### What this task involves
Write out each line exactly as given. Leave the pictures out of your copy.

--------------------------------

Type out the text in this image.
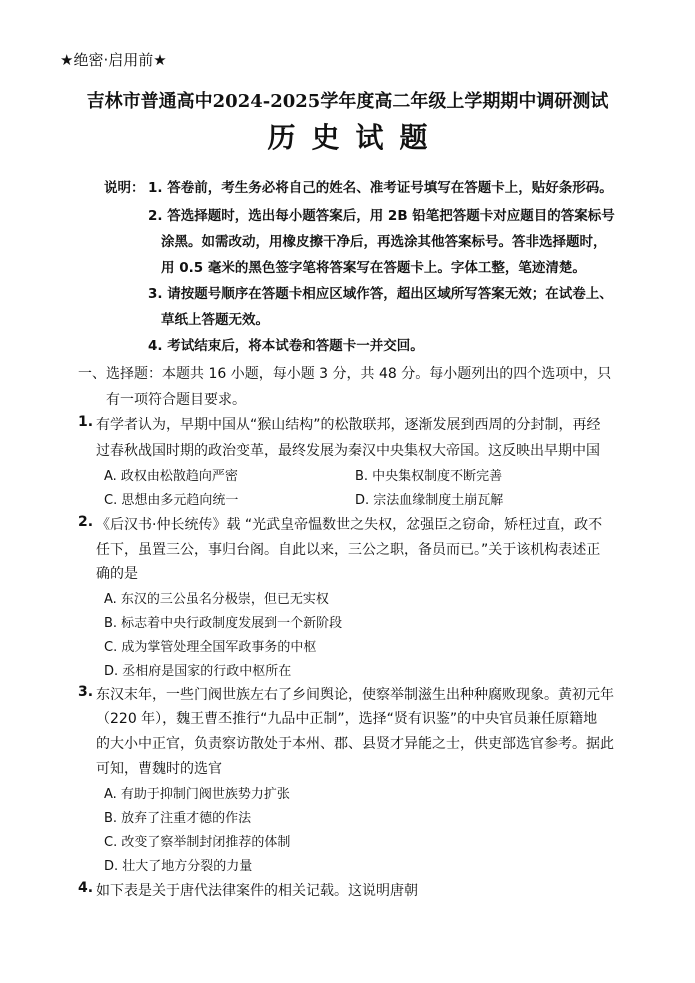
★绝密·启用前★
吉林市普通高中2024-2025学年度高二年级上学期期中调研测试
历史试题
说明： 1. 答卷前，考生务必将自己的姓名、准考证号填写在答题卡上，贴好条形码。
2. 答选择题时，选出每小题答案后，用 2B 铅笔把答题卡对应题目的答案标号
涂黑。如需改动，用橡皮擦干净后，再选涂其他答案标号。答非选择题时，
用 0.5 毫米的黑色签字笔将答案写在答题卡上。字体工整，笔迹清楚。
3. 请按题号顺序在答题卡相应区域作答，超出区域所写答案无效；在试卷上、
草纸上答题无效。
4. 考试结束后，将本试卷和答题卡一并交回。
一、选择题：本题共 16 小题，每小题 3 分，共 48 分。每小题列出的四个选项中，只
有一项符合题目要求。
1. 有学者认为，早期中国从“猴山结构”的松散联邦，逐渐发展到西周的分封制，再经
过春秋战国时期的政治变革，最终发展为秦汉中央集权大帝国。这反映出早期中国
A. 政权由松散趋向严密	B. 中央集权制度不断完善
C. 思想由多元趋向统一	D. 宗法血缘制度土崩瓦解
2. 《后汉书·仲长统传》载 “光武皇帝愠数世之失权，忿强臣之窃命，矫枉过直，政不
任下，虽置三公，事归台阁。自此以来，三公之职，备员而已。”关于该机构表述正
确的是
A. 东汉的三公虽名分极崇，但已无实权
B. 标志着中央行政制度发展到一个新阶段
C. 成为掌管处理全国军政事务的中枢
D. 丞相府是国家的行政中枢所在
3. 东汉末年，一些门阀世族左右了乡间舆论，使察举制滋生出种种腐败现象。黄初元年
（220 年），魏王曹丕推行“九品中正制”，选择“贤有识鉴”的中央官员兼任原籍地
的大小中正官，负责察访散处于本州、郡、县贤才异能之士，供吏部选官参考。据此
可知，曹魏时的选官
A. 有助于抑制门阀世族势力扩张
B. 放弃了注重才德的作法
C. 改变了察举制封闭推荐的体制
D. 壮大了地方分裂的力量
4. 如下表是关于唐代法律案件的相关记载。这说明唐朝
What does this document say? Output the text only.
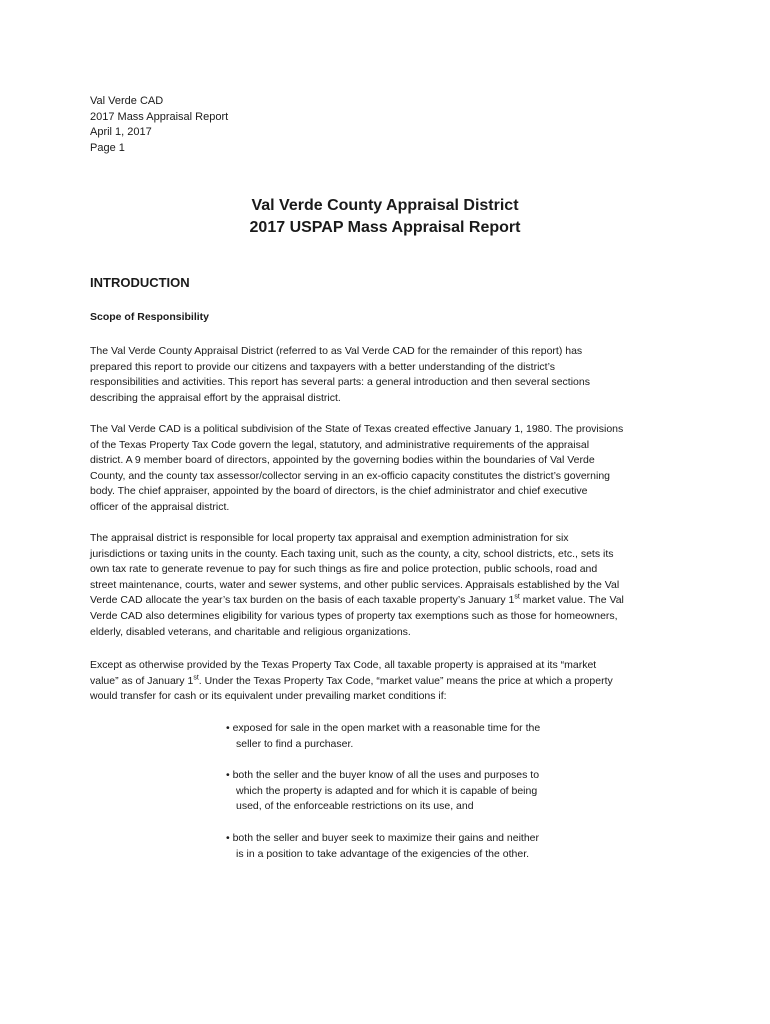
Val Verde CAD
2017 Mass Appraisal Report
April 1, 2017
Page 1
Val Verde County Appraisal District
2017 USPAP Mass Appraisal Report
INTRODUCTION
Scope of Responsibility
The Val Verde County Appraisal District (referred to as Val Verde CAD for the remainder of this report) has
prepared this report to provide our citizens and taxpayers with a better understanding of the district’s
responsibilities and activities. This report has several parts: a general introduction and then several sections
describing the appraisal effort by the appraisal district.
The Val Verde CAD is a political subdivision of the State of Texas created effective January 1, 1980. The provisions
of the Texas Property Tax Code govern the legal, statutory, and administrative requirements of the appraisal
district. A 9 member board of directors, appointed by the governing bodies within the boundaries of Val Verde
County, and the county tax assessor/collector serving in an ex-officio capacity constitutes the district’s governing
body. The chief appraiser, appointed by the board of directors, is the chief administrator and chief executive
officer of the appraisal district.
The appraisal district is responsible for local property tax appraisal and exemption administration for six
jurisdictions or taxing units in the county. Each taxing unit, such as the county, a city, school districts, etc., sets its
own tax rate to generate revenue to pay for such things as fire and police protection, public schools, road and
street maintenance, courts, water and sewer systems, and other public services. Appraisals established by the Val
Verde CAD allocate the year’s tax burden on the basis of each taxable property’s January 1st market value. The Val
Verde CAD also determines eligibility for various types of property tax exemptions such as those for homeowners,
elderly, disabled veterans, and charitable and religious organizations.
Except as otherwise provided by the Texas Property Tax Code, all taxable property is appraised at its “market
value” as of January 1st. Under the Texas Property Tax Code, “market value” means the price at which a property
would transfer for cash or its equivalent under prevailing market conditions if:
• exposed for sale in the open market with a reasonable time for the
seller to find a purchaser.
• both the seller and the buyer know of all the uses and purposes to
which the property is adapted and for which it is capable of being
used, of the enforceable restrictions on its use, and
• both the seller and buyer seek to maximize their gains and neither
is in a position to take advantage of the exigencies of the other.
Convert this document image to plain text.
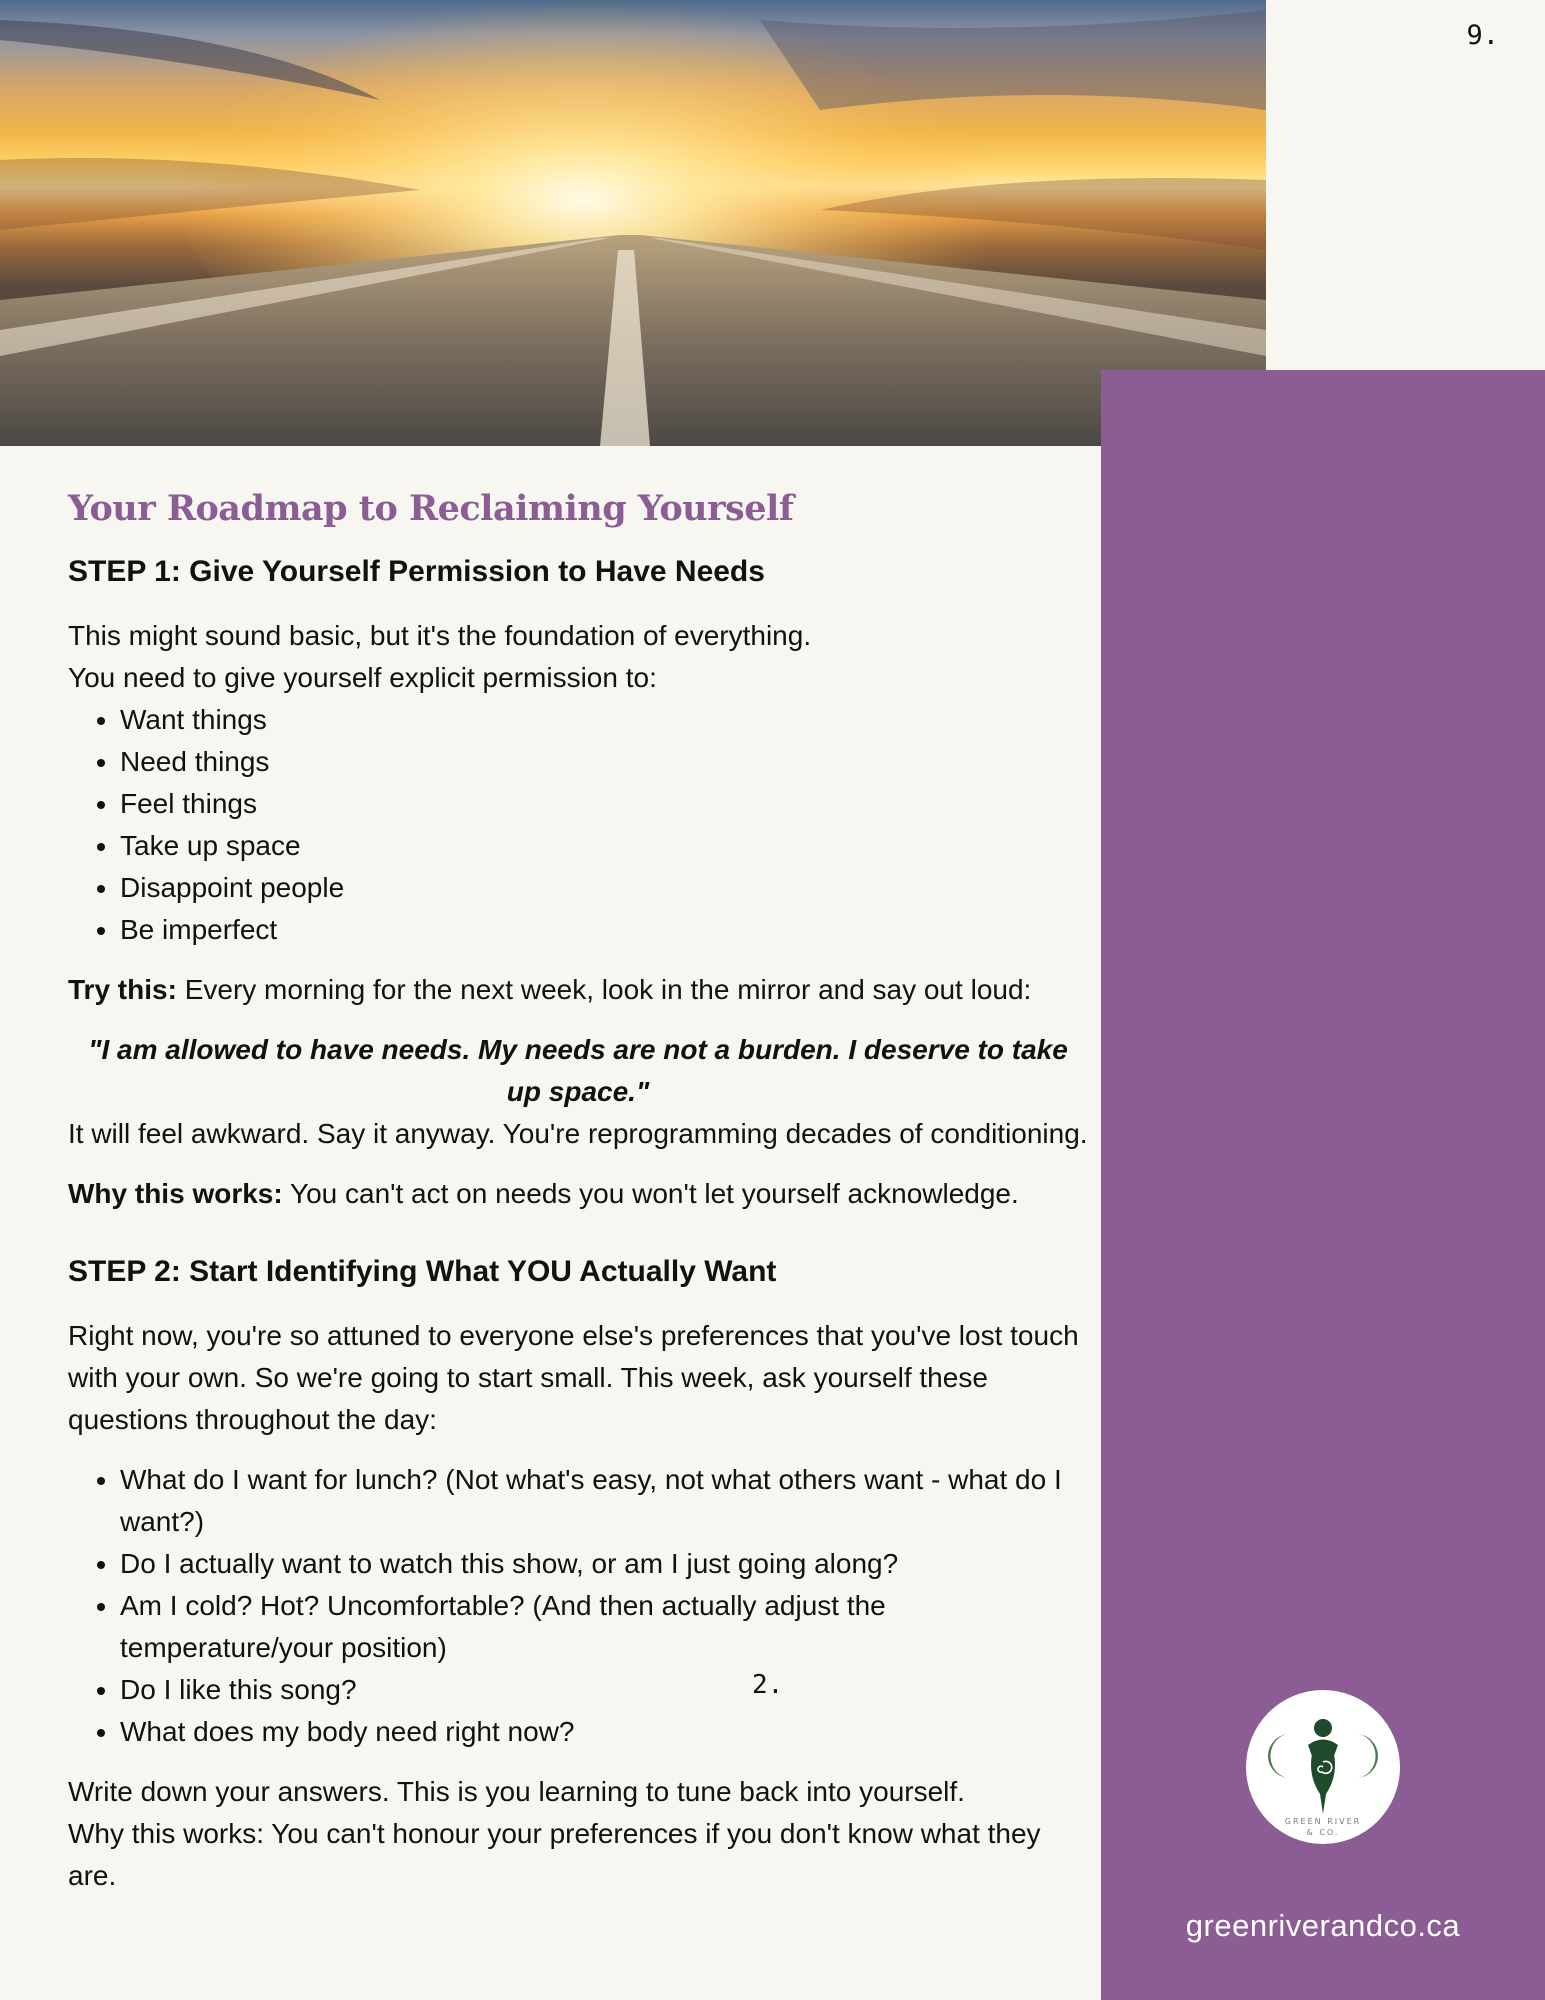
9.
Your Roadmap to Reclaiming Yourself
STEP 1: Give Yourself Permission to Have Needs

This might sound basic, but it's the foundation of everything.

You need to give yourself explicit permission to:

• Want things
• Need things
• Feel things
• Take up space
• Disappoint people
• Be imperfect

Try this: Every morning for the next week, look in the mirror and say out loud:

"I am allowed to have needs. My needs are not a burden. I deserve to take up space."

It will feel awkward. Say it anyway. You're reprogramming decades of conditioning.

Why this works: You can't act on needs you won't let yourself acknowledge.

STEP 2: Start Identifying What YOU Actually Want

Right now, you're so attuned to everyone else's preferences that you've lost touch with your own. So we're going to start small. This week, ask yourself these questions throughout the day:

• What do I want for lunch? (Not what's easy, not what others want - what do I want?)
• Do I actually want to watch this show, or am I just going along?
• Am I cold? Hot? Uncomfortable? (And then actually adjust the temperature/your position)
• Do I like this song?
• What does my body need right now?

Write down your answers. This is you learning to tune back into yourself.

Why this works: You can't honour your preferences if you don't know what they are.

2.
GREEN RIVER
& CO.
greenriverandco.ca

--------------------------------

### Final result
Type out the text in this image.
★绝密·启用前★
吉林市普通高中2024-2025学年度高二年级上学期期中调研测试
历史试题
说明： 1. 答卷前，考生务必将自己的姓名、准考证号填写在答题卡上，贴好条形码。
2. 答选择题时，选出每小题答案后，用 2B 铅笔把答题卡对应题目的答案标号
涂黑。如需改动，用橡皮擦干净后，再选涂其他答案标号。答非选择题时，
用 0.5 毫米的黑色签字笔将答案写在答题卡上。字体工整，笔迹清楚。
3. 请按题号顺序在答题卡相应区域作答，超出区域所写答案无效；在试卷上、
草纸上答题无效。
4. 考试结束后，将本试卷和答题卡一并交回。
一、选择题：本题共 16 小题，每小题 3 分，共 48 分。每小题列出的四个选项中，只
有一项符合题目要求。
1. 有学者认为，早期中国从“猴山结构”的松散联邦，逐渐发展到西周的分封制，再经
过春秋战国时期的政治变革，最终发展为秦汉中央集权大帝国。这反映出早期中国
A. 政权由松散趋向严密	B. 中央集权制度不断完善
C. 思想由多元趋向统一	D. 宗法血缘制度土崩瓦解
2. 《后汉书·仲长统传》载 “光武皇帝愠数世之失权，忿强臣之窃命，矫枉过直，政不
任下，虽置三公，事归台阁。自此以来，三公之职，备员而已。”关于该机构表述正
确的是
A. 东汉的三公虽名分极崇，但已无实权
B. 标志着中央行政制度发展到一个新阶段
C. 成为掌管处理全国军政事务的中枢
D. 丞相府是国家的行政中枢所在
3. 东汉末年，一些门阀世族左右了乡间舆论，使察举制滋生出种种腐败现象。黄初元年
（220 年），魏王曹丕推行“九品中正制”，选择“贤有识鉴”的中央官员兼任原籍地
的大小中正官，负责察访散处于本州、郡、县贤才异能之士，供吏部选官参考。据此
可知，曹魏时的选官
A. 有助于抑制门阀世族势力扩张
B. 放弃了注重才德的作法
C. 改变了察举制封闭推荐的体制
D. 壮大了地方分裂的力量
4. 如下表是关于唐代法律案件的相关记载。这说明唐朝
What does this document say? Output the text only.
Val Verde CAD
2017 Mass Appraisal Report
April 1, 2017
Page 1
Val Verde County Appraisal District
2017 USPAP Mass Appraisal Report
INTRODUCTION
Scope of Responsibility
The Val Verde County Appraisal District (referred to as Val Verde CAD for the remainder of this report) has
prepared this report to provide our citizens and taxpayers with a better understanding of the district’s
responsibilities and activities. This report has several parts: a general introduction and then several sections
describing the appraisal effort by the appraisal district.
The Val Verde CAD is a political subdivision of the State of Texas created effective January 1, 1980. The provisions
of the Texas Property Tax Code govern the legal, statutory, and administrative requirements of the appraisal
district. A 9 member board of directors, appointed by the governing bodies within the boundaries of Val Verde
County, and the county tax assessor/collector serving in an ex-officio capacity constitutes the district’s governing
body. The chief appraiser, appointed by the board of directors, is the chief administrator and chief executive
officer of the appraisal district.
The appraisal district is responsible for local property tax appraisal and exemption administration for six
jurisdictions or taxing units in the county. Each taxing unit, such as the county, a city, school districts, etc., sets its
own tax rate to generate revenue to pay for such things as fire and police protection, public schools, road and
street maintenance, courts, water and sewer systems, and other public services. Appraisals established by the Val
Verde CAD allocate the year’s tax burden on the basis of each taxable property’s January 1st market value. The Val
Verde CAD also determines eligibility for various types of property tax exemptions such as those for homeowners,
elderly, disabled veterans, and charitable and religious organizations.
Except as otherwise provided by the Texas Property Tax Code, all taxable property is appraised at its “market
value” as of January 1st. Under the Texas Property Tax Code, “market value” means the price at which a property
would transfer for cash or its equivalent under prevailing market conditions if:
• exposed for sale in the open market with a reasonable time for the
seller to find a purchaser.
• both the seller and the buyer know of all the uses and purposes to
which the property is adapted and for which it is capable of being
used, of the enforceable restrictions on its use, and
• both the seller and buyer seek to maximize their gains and neither
is in a position to take advantage of the exigencies of the other.
Convert this document image to plain text.
9.
Your Roadmap to Reclaiming Yourself
STEP 1: Give Yourself Permission to Have Needs

This might sound basic, but it's the foundation of everything.

You need to give yourself explicit permission to:

• Want things
• Need things
• Feel things
• Take up space
• Disappoint people
• Be imperfect

Try this: Every morning for the next week, look in the mirror and say out loud:

"I am allowed to have needs. My needs are not a burden. I deserve to take up space."

It will feel awkward. Say it anyway. You're reprogramming decades of conditioning.

Why this works: You can't act on needs you won't let yourself acknowledge.

STEP 2: Start Identifying What YOU Actually Want

Right now, you're so attuned to everyone else's preferences that you've lost touch with your own. So we're going to start small. This week, ask yourself these questions throughout the day:

• What do I want for lunch? (Not what's easy, not what others want - what do I want?)
• Do I actually want to watch this show, or am I just going along?
• Am I cold? Hot? Uncomfortable? (And then actually adjust the temperature/your position)
• Do I like this song?
• What does my body need right now?

Write down your answers. This is you learning to tune back into yourself.

Why this works: You can't honour your preferences if you don't know what they are.

2.
GREEN RIVER
& CO.
greenriverandco.ca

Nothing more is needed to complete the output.